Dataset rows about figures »
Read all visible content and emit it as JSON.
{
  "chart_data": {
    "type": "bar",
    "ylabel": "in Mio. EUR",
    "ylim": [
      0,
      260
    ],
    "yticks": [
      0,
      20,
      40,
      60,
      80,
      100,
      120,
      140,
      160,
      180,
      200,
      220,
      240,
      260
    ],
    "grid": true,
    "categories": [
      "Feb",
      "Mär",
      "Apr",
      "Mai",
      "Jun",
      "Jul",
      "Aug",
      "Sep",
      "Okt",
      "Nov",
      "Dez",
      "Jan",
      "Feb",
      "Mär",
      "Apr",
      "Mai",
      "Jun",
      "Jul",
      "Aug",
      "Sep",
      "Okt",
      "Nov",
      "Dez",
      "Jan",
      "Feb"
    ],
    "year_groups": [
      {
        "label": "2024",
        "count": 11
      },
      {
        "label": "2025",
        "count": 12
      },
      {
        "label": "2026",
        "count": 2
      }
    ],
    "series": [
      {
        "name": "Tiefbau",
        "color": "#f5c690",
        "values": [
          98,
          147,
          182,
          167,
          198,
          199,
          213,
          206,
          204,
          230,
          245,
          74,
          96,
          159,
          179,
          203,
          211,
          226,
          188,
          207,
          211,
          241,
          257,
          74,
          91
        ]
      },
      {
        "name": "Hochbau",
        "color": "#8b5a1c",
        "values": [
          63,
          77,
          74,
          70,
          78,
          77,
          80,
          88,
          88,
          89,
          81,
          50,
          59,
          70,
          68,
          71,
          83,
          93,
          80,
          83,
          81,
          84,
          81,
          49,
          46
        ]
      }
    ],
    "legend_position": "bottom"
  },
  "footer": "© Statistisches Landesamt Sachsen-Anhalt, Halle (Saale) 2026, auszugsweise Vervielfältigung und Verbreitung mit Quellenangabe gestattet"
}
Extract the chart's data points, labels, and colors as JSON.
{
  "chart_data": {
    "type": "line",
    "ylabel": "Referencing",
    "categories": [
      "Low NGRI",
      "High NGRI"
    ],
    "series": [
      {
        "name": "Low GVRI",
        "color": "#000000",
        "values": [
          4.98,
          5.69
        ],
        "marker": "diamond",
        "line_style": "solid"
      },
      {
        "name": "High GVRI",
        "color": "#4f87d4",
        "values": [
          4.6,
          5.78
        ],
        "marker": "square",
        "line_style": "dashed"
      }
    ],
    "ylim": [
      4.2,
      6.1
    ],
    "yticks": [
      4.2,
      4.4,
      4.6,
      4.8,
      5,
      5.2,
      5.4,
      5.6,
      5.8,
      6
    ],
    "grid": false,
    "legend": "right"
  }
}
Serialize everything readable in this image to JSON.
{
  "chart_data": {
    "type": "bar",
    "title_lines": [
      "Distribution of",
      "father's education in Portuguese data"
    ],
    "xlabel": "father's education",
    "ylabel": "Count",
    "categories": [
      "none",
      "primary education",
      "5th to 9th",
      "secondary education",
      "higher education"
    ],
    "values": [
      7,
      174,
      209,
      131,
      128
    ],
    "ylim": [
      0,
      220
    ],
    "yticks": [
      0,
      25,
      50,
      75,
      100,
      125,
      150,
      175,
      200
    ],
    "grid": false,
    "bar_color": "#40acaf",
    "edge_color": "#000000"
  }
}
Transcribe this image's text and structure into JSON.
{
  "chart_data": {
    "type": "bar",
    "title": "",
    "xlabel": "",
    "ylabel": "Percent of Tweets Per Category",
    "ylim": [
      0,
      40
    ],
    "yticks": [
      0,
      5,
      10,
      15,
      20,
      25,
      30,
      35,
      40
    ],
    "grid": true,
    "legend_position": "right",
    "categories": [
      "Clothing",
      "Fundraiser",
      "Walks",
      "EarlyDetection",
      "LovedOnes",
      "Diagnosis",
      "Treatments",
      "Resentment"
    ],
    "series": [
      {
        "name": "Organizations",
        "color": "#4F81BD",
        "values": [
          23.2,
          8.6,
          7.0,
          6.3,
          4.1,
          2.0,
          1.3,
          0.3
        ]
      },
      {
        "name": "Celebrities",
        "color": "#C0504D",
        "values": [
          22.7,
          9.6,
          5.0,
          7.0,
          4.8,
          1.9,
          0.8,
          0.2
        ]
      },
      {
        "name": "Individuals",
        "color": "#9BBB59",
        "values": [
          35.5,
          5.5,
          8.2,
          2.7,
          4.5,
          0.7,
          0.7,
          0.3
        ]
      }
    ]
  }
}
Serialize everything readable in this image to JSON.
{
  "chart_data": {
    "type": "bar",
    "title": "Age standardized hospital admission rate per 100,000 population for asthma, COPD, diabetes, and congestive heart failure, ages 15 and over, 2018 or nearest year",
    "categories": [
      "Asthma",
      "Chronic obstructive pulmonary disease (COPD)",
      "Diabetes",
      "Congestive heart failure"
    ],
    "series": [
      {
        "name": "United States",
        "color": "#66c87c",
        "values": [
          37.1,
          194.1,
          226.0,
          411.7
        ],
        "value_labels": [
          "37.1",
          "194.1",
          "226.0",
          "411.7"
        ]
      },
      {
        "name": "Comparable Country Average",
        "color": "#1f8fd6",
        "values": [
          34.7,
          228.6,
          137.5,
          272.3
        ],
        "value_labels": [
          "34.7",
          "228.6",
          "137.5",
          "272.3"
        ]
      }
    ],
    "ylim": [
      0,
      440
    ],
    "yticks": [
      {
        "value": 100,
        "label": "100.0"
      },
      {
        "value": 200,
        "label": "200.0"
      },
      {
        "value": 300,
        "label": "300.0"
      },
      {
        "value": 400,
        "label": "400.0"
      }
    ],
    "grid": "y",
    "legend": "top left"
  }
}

Task » Send back each record exactly as it stands.

Result of the task »
Read all visible content and emit it as JSON.
{
  "chart_data": {
    "type": "bar",
    "ylabel": "in Mio. EUR",
    "ylim": [
      0,
      260
    ],
    "yticks": [
      0,
      20,
      40,
      60,
      80,
      100,
      120,
      140,
      160,
      180,
      200,
      220,
      240,
      260
    ],
    "grid": true,
    "categories": [
      "Feb",
      "Mär",
      "Apr",
      "Mai",
      "Jun",
      "Jul",
      "Aug",
      "Sep",
      "Okt",
      "Nov",
      "Dez",
      "Jan",
      "Feb",
      "Mär",
      "Apr",
      "Mai",
      "Jun",
      "Jul",
      "Aug",
      "Sep",
      "Okt",
      "Nov",
      "Dez",
      "Jan",
      "Feb"
    ],
    "year_groups": [
      {
        "label": "2024",
        "count": 11
      },
      {
        "label": "2025",
        "count": 12
      },
      {
        "label": "2026",
        "count": 2
      }
    ],
    "series": [
      {
        "name": "Tiefbau",
        "color": "#f5c690",
        "values": [
          98,
          147,
          182,
          167,
          198,
          199,
          213,
          206,
          204,
          230,
          245,
          74,
          96,
          159,
          179,
          203,
          211,
          226,
          188,
          207,
          211,
          241,
          257,
          74,
          91
        ]
      },
      {
        "name": "Hochbau",
        "color": "#8b5a1c",
        "values": [
          63,
          77,
          74,
          70,
          78,
          77,
          80,
          88,
          88,
          89,
          81,
          50,
          59,
          70,
          68,
          71,
          83,
          93,
          80,
          83,
          81,
          84,
          81,
          49,
          46
        ]
      }
    ],
    "legend_position": "bottom"
  },
  "footer": "© Statistisches Landesamt Sachsen-Anhalt, Halle (Saale) 2026, auszugsweise Vervielfältigung und Verbreitung mit Quellenangabe gestattet"
}
Extract the chart's data points, labels, and colors as JSON.
{
  "chart_data": {
    "type": "line",
    "ylabel": "Referencing",
    "categories": [
      "Low NGRI",
      "High NGRI"
    ],
    "series": [
      {
        "name": "Low GVRI",
        "color": "#000000",
        "values": [
          4.98,
          5.69
        ],
        "marker": "diamond",
        "line_style": "solid"
      },
      {
        "name": "High GVRI",
        "color": "#4f87d4",
        "values": [
          4.6,
          5.78
        ],
        "marker": "square",
        "line_style": "dashed"
      }
    ],
    "ylim": [
      4.2,
      6.1
    ],
    "yticks": [
      4.2,
      4.4,
      4.6,
      4.8,
      5,
      5.2,
      5.4,
      5.6,
      5.8,
      6
    ],
    "grid": false,
    "legend": "right"
  }
}
Serialize everything readable in this image to JSON.
{
  "chart_data": {
    "type": "bar",
    "title_lines": [
      "Distribution of",
      "father's education in Portuguese data"
    ],
    "xlabel": "father's education",
    "ylabel": "Count",
    "categories": [
      "none",
      "primary education",
      "5th to 9th",
      "secondary education",
      "higher education"
    ],
    "values": [
      7,
      174,
      209,
      131,
      128
    ],
    "ylim": [
      0,
      220
    ],
    "yticks": [
      0,
      25,
      50,
      75,
      100,
      125,
      150,
      175,
      200
    ],
    "grid": false,
    "bar_color": "#40acaf",
    "edge_color": "#000000"
  }
}
Transcribe this image's text and structure into JSON.
{
  "chart_data": {
    "type": "bar",
    "title": "",
    "xlabel": "",
    "ylabel": "Percent of Tweets Per Category",
    "ylim": [
      0,
      40
    ],
    "yticks": [
      0,
      5,
      10,
      15,
      20,
      25,
      30,
      35,
      40
    ],
    "grid": true,
    "legend_position": "right",
    "categories": [
      "Clothing",
      "Fundraiser",
      "Walks",
      "EarlyDetection",
      "LovedOnes",
      "Diagnosis",
      "Treatments",
      "Resentment"
    ],
    "series": [
      {
        "name": "Organizations",
        "color": "#4F81BD",
        "values": [
          23.2,
          8.6,
          7.0,
          6.3,
          4.1,
          2.0,
          1.3,
          0.3
        ]
      },
      {
        "name": "Celebrities",
        "color": "#C0504D",
        "values": [
          22.7,
          9.6,
          5.0,
          7.0,
          4.8,
          1.9,
          0.8,
          0.2
        ]
      },
      {
        "name": "Individuals",
        "color": "#9BBB59",
        "values": [
          35.5,
          5.5,
          8.2,
          2.7,
          4.5,
          0.7,
          0.7,
          0.3
        ]
      }
    ]
  }
}
Serialize everything readable in this image to JSON.
{
  "chart_data": {
    "type": "bar",
    "title": "Age standardized hospital admission rate per 100,000 population for asthma, COPD, diabetes, and congestive heart failure, ages 15 and over, 2018 or nearest year",
    "categories": [
      "Asthma",
      "Chronic obstructive pulmonary disease (COPD)",
      "Diabetes",
      "Congestive heart failure"
    ],
    "series": [
      {
        "name": "United States",
        "color": "#66c87c",
        "values": [
          37.1,
          194.1,
          226.0,
          411.7
        ],
        "value_labels": [
          "37.1",
          "194.1",
          "226.0",
          "411.7"
        ]
      },
      {
        "name": "Comparable Country Average",
        "color": "#1f8fd6",
        "values": [
          34.7,
          228.6,
          137.5,
          272.3
        ],
        "value_labels": [
          "34.7",
          "228.6",
          "137.5",
          "272.3"
        ]
      }
    ],
    "ylim": [
      0,
      440
    ],
    "yticks": [
      {
        "value": 100,
        "label": "100.0"
      },
      {
        "value": 200,
        "label": "200.0"
      },
      {
        "value": 300,
        "label": "300.0"
      },
      {
        "value": 400,
        "label": "400.0"
      }
    ],
    "grid": "y",
    "legend": "top left"
  }
}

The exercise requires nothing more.